TO DO: Look below. Copy each line that has "invite" in it.

Part of a data file:
☆ ☆ ☆ ☆

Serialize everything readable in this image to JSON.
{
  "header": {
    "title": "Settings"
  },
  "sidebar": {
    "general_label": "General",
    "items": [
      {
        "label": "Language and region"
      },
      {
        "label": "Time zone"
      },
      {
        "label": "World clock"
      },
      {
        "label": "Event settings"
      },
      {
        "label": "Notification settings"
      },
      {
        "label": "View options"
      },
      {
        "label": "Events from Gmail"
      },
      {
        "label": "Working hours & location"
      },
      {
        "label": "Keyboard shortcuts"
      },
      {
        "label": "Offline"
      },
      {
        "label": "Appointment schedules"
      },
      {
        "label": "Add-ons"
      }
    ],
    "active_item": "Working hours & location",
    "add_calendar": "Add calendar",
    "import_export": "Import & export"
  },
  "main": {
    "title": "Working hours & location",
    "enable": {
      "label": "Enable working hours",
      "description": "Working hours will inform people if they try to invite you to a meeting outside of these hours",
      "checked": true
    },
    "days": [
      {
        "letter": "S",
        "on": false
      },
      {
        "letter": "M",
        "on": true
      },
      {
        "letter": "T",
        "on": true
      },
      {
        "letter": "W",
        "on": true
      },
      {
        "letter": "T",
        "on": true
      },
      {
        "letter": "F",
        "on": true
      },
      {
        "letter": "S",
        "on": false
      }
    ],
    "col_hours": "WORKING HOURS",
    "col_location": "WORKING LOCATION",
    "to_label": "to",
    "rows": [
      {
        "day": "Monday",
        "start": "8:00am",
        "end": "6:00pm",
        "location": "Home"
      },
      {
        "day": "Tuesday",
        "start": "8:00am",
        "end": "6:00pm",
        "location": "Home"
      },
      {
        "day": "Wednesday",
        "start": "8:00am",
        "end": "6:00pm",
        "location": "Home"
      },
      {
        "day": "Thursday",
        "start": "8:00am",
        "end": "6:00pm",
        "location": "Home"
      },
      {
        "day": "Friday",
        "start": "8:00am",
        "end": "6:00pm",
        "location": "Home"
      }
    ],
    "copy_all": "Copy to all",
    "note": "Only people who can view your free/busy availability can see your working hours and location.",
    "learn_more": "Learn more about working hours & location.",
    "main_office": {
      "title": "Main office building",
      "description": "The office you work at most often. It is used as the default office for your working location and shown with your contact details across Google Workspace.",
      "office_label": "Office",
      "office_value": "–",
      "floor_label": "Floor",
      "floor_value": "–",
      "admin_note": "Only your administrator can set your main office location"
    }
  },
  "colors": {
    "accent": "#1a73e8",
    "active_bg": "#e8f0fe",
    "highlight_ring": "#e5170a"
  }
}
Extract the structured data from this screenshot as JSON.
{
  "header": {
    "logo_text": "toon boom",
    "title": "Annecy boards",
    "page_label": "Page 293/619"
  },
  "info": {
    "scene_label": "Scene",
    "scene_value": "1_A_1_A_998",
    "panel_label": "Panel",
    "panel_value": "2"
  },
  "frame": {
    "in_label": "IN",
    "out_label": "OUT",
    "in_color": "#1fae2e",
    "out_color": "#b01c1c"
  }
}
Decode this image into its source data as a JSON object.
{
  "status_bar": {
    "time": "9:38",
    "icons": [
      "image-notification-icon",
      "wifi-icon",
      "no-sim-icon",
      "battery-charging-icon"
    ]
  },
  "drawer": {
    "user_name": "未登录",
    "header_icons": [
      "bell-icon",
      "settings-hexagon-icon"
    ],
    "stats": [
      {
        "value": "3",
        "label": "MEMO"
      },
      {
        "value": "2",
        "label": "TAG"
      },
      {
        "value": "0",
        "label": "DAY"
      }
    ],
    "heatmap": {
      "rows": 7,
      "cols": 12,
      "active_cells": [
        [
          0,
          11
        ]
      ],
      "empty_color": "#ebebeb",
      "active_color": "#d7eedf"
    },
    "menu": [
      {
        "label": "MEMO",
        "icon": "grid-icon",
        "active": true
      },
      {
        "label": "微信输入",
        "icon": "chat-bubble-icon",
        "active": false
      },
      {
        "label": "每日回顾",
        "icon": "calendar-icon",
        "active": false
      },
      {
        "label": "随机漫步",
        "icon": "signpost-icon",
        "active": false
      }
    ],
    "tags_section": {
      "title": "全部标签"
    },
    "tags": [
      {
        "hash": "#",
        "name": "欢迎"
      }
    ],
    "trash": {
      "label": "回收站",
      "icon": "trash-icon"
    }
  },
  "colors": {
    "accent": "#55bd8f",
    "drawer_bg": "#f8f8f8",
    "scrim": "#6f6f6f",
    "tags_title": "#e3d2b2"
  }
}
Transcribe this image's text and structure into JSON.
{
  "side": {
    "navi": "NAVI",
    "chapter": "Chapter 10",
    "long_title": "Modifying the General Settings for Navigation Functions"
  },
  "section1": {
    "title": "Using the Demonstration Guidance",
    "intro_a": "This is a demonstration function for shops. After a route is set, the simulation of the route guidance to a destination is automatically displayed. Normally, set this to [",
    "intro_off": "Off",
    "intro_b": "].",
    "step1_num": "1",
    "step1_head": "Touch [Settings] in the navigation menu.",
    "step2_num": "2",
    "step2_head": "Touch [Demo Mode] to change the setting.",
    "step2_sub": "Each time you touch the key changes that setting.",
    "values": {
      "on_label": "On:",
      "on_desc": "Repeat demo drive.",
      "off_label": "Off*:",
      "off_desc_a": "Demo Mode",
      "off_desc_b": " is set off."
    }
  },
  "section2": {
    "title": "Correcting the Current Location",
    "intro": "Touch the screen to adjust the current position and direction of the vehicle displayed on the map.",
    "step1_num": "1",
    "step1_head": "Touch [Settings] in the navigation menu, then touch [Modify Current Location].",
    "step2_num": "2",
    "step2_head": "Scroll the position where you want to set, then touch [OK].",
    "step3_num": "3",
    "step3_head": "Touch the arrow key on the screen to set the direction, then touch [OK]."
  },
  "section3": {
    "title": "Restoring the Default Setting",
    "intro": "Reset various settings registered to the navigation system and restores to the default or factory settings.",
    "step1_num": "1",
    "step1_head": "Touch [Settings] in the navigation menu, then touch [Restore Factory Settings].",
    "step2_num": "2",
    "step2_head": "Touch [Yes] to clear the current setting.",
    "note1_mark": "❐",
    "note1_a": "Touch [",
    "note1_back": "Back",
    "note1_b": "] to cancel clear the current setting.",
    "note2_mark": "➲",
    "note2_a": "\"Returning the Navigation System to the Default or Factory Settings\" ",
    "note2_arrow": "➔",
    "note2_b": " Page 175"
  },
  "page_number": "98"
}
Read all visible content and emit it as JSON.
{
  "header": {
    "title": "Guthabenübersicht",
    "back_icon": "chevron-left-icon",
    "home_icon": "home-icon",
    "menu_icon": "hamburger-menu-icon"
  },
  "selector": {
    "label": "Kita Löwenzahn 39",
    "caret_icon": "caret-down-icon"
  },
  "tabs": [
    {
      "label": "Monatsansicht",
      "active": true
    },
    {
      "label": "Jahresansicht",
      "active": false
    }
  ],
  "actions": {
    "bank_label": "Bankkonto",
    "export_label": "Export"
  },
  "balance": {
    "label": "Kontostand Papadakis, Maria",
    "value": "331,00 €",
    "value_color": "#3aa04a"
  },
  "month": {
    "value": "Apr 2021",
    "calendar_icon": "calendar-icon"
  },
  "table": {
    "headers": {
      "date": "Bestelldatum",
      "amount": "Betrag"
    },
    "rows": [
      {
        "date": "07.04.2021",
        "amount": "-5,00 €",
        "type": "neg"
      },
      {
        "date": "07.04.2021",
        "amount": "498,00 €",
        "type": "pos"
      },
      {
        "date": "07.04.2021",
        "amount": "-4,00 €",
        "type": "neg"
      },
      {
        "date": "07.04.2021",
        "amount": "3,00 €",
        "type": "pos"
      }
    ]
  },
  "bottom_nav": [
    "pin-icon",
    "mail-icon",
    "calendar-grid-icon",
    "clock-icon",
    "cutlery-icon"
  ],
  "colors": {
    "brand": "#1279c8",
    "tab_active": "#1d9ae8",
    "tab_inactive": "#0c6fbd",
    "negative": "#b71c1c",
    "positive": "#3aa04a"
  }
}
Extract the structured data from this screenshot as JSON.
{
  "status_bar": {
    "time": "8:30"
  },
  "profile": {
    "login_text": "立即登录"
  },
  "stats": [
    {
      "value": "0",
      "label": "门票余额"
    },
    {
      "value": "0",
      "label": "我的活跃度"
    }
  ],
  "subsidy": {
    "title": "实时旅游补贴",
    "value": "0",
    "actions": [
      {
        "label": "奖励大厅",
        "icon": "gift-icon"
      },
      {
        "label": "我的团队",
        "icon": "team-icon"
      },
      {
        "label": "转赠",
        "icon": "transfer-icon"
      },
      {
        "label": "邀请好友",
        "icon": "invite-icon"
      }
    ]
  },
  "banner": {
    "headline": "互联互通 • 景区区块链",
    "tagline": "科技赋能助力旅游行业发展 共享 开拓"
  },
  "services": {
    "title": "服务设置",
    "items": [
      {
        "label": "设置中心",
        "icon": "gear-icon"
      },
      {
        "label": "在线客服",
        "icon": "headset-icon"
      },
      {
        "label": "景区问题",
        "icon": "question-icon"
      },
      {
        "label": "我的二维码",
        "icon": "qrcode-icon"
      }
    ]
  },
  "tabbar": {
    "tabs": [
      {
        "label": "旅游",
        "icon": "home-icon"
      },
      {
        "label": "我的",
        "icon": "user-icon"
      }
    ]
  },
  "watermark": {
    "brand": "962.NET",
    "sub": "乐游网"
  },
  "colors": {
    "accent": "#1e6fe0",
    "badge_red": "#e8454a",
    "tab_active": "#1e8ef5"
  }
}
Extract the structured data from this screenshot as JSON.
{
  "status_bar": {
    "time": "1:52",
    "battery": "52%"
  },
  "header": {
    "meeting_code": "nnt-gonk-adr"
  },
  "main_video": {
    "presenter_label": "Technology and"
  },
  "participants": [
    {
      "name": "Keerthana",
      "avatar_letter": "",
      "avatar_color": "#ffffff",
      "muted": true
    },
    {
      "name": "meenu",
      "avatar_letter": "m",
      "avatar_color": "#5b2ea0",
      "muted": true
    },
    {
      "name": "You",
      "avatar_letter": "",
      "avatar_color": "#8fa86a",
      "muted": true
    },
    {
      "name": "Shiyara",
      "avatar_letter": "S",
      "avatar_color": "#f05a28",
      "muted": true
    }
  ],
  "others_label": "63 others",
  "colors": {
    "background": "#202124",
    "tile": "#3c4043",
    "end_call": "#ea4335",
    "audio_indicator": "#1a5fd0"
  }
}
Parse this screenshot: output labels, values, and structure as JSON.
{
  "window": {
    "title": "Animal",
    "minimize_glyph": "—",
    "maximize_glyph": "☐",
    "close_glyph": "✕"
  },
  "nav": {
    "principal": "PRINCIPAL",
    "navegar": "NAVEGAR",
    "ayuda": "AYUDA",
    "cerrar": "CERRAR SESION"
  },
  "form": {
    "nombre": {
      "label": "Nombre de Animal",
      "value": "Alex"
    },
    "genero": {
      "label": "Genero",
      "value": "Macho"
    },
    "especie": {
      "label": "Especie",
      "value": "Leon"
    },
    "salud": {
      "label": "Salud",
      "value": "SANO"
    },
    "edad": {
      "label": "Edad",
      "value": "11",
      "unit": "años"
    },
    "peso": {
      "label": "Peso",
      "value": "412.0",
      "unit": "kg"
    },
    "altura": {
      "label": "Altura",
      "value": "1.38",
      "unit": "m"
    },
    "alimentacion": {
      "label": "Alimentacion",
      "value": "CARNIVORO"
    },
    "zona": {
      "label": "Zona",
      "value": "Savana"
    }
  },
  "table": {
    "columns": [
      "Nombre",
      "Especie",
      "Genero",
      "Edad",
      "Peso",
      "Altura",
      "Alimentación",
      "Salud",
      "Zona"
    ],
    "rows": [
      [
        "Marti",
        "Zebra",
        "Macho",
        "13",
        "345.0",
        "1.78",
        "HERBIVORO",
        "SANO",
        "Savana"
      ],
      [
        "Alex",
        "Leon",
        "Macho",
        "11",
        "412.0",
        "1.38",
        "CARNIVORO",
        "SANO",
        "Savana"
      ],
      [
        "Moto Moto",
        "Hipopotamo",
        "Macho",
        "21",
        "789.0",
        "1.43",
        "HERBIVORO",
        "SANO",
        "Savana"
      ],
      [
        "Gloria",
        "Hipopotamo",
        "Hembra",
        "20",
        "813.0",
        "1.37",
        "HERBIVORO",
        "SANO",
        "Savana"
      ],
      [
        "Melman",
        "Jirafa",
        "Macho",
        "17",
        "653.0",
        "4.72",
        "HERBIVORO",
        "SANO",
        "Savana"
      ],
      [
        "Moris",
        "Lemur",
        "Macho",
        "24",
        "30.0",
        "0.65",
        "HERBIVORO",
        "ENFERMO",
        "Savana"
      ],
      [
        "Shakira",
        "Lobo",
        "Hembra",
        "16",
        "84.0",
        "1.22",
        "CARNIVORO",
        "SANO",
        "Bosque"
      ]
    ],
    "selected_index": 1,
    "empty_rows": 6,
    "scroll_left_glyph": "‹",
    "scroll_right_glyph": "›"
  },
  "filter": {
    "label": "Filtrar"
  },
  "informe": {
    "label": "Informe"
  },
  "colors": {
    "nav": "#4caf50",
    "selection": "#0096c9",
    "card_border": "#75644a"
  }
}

☆ ☆ ☆ ☆

SOLUTION:
      "description": "Working hours will inform people if they try to invite you to a meeting outside of these hours",
        "icon": "invite-icon"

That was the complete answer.